→ **Job**:
Write out every line below that includes the word "this".

→ **Task data**:
----

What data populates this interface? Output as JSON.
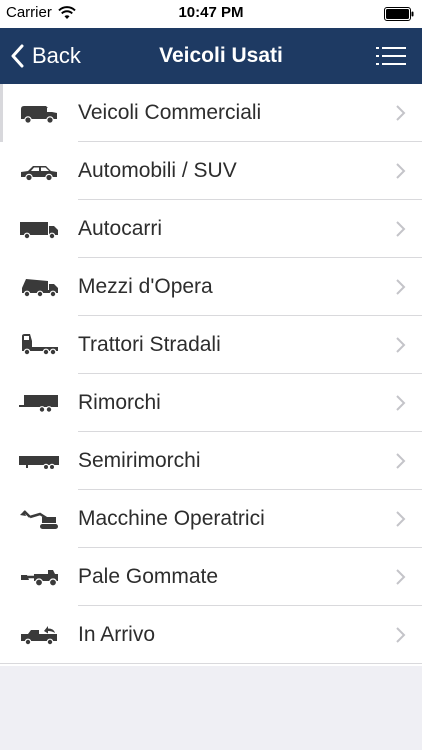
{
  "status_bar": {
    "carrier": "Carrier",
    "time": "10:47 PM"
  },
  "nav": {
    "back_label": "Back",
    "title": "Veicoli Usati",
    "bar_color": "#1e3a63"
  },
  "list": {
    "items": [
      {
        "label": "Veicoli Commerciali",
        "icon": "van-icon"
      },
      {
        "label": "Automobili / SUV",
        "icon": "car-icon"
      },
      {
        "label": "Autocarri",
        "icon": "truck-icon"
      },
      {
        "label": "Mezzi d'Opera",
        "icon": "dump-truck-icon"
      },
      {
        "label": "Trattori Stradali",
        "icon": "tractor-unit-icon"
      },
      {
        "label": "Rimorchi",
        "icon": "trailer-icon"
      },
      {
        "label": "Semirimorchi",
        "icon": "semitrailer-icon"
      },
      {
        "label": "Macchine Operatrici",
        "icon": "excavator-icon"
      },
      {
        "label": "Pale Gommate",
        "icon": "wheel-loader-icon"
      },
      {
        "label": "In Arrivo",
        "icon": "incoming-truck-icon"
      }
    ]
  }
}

----

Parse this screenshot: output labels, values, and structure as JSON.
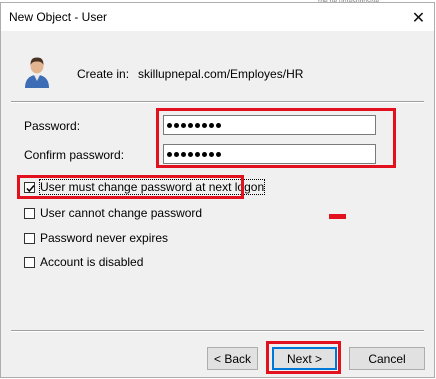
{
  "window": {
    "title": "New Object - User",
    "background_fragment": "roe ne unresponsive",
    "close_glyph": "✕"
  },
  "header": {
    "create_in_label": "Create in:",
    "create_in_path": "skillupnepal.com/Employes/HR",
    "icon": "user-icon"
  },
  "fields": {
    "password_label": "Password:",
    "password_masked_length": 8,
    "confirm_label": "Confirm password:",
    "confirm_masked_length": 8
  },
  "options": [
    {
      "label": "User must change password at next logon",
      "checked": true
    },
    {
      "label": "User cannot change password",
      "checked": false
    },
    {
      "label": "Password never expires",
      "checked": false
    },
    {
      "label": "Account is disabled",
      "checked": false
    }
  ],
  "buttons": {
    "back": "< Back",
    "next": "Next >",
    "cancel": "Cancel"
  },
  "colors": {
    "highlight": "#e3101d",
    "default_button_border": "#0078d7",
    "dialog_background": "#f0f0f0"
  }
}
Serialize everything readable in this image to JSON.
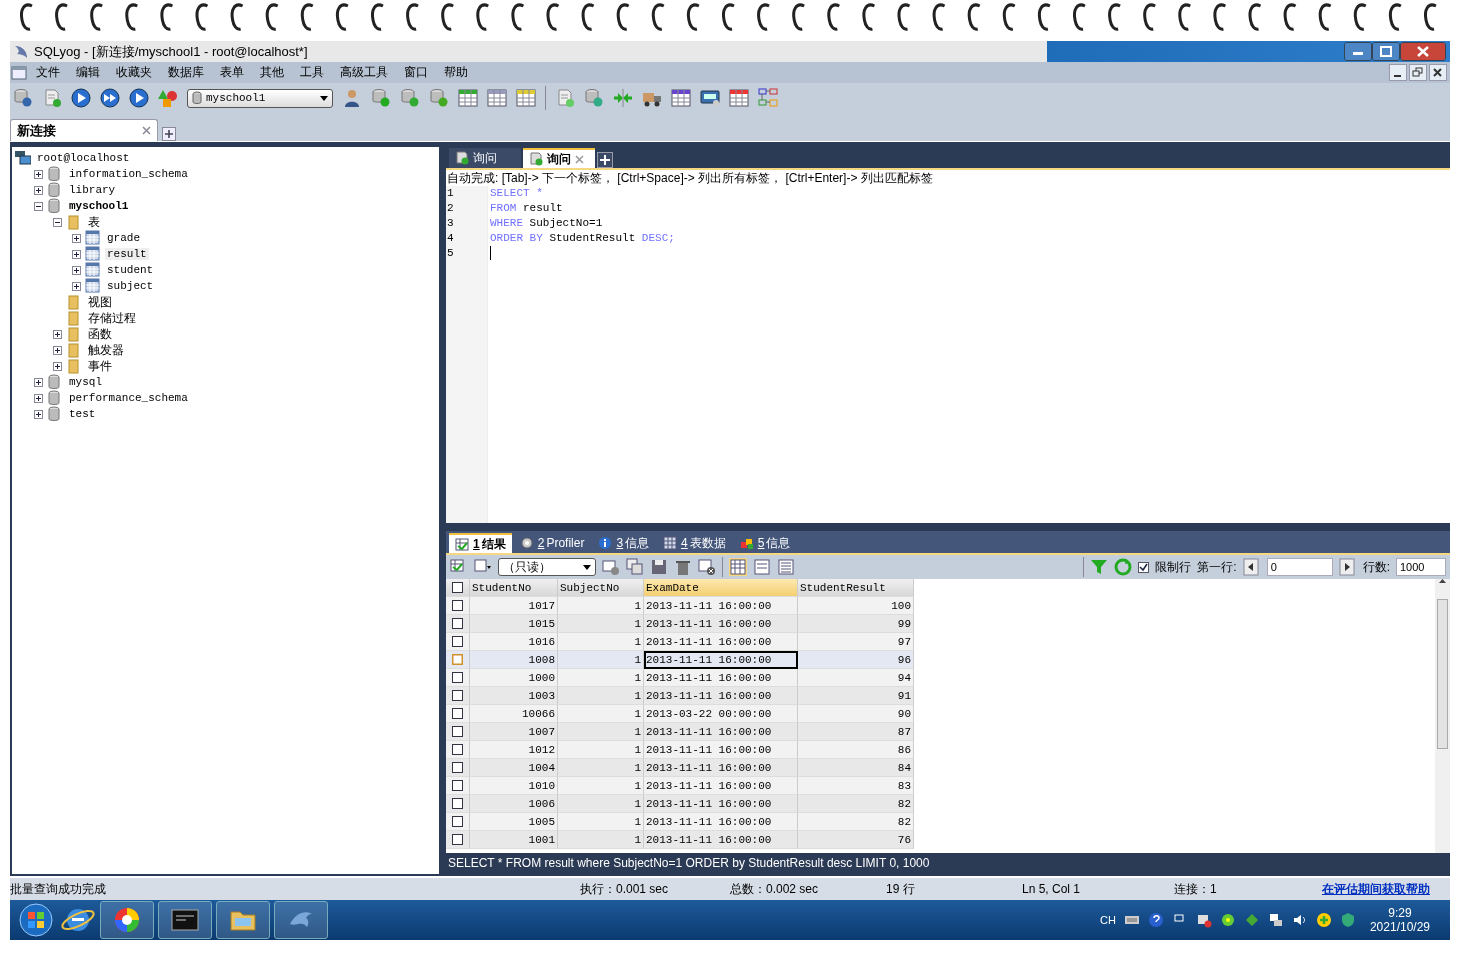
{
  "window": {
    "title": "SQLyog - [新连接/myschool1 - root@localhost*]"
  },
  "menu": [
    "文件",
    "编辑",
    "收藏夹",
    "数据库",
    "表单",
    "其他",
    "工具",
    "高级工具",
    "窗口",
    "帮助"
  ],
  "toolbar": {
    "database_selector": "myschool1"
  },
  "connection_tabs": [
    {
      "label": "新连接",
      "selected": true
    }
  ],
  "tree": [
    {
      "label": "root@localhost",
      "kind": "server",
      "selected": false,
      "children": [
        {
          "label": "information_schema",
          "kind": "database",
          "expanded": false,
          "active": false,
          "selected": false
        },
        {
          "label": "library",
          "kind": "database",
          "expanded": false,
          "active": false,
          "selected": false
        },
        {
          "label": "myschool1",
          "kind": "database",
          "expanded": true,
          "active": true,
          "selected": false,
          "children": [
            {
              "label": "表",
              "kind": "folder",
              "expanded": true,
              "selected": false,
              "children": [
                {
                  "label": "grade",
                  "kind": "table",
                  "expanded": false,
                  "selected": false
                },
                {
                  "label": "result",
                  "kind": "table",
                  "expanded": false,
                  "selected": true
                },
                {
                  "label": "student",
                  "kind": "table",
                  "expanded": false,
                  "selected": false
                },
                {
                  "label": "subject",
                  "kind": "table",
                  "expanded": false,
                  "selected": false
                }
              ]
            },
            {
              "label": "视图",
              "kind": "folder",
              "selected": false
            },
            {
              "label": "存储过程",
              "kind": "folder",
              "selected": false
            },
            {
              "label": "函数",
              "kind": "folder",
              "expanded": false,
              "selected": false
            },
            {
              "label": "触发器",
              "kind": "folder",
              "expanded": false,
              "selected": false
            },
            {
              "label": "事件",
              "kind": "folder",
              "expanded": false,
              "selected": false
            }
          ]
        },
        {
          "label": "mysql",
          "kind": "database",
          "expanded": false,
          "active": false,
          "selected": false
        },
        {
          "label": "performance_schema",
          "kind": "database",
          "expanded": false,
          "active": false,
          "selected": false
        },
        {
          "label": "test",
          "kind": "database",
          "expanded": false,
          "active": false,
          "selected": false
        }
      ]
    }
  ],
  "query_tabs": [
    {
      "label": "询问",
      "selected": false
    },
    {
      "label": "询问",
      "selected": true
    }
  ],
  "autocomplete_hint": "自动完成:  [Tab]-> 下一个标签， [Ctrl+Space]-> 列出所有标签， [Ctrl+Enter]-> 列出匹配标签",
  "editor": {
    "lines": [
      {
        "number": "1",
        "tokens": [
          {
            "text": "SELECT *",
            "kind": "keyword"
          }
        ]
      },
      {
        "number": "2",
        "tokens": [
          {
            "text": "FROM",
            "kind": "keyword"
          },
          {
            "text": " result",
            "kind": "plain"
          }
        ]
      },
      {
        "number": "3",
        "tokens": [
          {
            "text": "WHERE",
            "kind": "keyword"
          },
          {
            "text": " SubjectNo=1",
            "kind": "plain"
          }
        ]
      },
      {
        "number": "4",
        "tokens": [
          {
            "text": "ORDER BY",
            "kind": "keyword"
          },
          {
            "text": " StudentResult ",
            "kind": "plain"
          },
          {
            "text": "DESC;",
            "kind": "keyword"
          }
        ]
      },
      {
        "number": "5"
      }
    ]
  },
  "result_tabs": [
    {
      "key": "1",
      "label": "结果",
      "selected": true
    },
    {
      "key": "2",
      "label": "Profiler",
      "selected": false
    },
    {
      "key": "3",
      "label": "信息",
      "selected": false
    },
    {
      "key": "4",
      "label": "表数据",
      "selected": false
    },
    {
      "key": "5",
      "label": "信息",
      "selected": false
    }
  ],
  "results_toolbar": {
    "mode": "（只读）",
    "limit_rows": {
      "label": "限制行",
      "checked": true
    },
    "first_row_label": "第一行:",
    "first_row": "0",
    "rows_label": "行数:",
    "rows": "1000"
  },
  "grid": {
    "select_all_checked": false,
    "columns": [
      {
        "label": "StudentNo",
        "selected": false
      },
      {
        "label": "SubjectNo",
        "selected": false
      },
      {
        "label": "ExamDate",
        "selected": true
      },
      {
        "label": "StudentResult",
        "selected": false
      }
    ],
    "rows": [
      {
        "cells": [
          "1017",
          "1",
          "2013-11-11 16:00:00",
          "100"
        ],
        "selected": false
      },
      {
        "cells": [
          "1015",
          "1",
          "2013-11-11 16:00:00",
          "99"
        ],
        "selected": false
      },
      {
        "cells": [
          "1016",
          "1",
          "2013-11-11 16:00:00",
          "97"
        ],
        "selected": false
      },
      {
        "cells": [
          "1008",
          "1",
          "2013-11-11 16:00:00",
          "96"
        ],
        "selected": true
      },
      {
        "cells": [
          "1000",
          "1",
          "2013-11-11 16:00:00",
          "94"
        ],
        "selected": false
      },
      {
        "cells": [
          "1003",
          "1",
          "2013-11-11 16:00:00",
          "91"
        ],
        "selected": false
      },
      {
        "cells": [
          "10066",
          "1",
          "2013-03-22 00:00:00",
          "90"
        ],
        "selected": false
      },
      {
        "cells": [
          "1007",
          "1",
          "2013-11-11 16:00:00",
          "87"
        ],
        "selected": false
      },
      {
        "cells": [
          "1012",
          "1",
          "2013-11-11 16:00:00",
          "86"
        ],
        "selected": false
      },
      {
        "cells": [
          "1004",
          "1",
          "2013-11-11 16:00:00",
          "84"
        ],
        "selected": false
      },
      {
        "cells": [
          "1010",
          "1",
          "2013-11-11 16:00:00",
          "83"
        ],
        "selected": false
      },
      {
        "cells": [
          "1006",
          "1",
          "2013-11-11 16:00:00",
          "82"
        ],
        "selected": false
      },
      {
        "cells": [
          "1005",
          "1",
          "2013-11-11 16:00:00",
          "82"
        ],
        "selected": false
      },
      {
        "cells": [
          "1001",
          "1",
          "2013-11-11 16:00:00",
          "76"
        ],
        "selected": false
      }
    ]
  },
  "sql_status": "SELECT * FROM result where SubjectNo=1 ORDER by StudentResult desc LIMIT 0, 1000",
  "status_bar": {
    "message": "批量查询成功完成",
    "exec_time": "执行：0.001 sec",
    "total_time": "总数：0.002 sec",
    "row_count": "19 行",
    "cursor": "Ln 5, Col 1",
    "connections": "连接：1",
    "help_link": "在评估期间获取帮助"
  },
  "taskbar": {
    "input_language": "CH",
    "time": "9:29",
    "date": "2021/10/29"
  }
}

----

→ **Task result**:
What data populates this interface? Output as JSON.
Parse this screenshot: output labels, values, and structure as JSON.
Serialize everything readable in this image to JSON.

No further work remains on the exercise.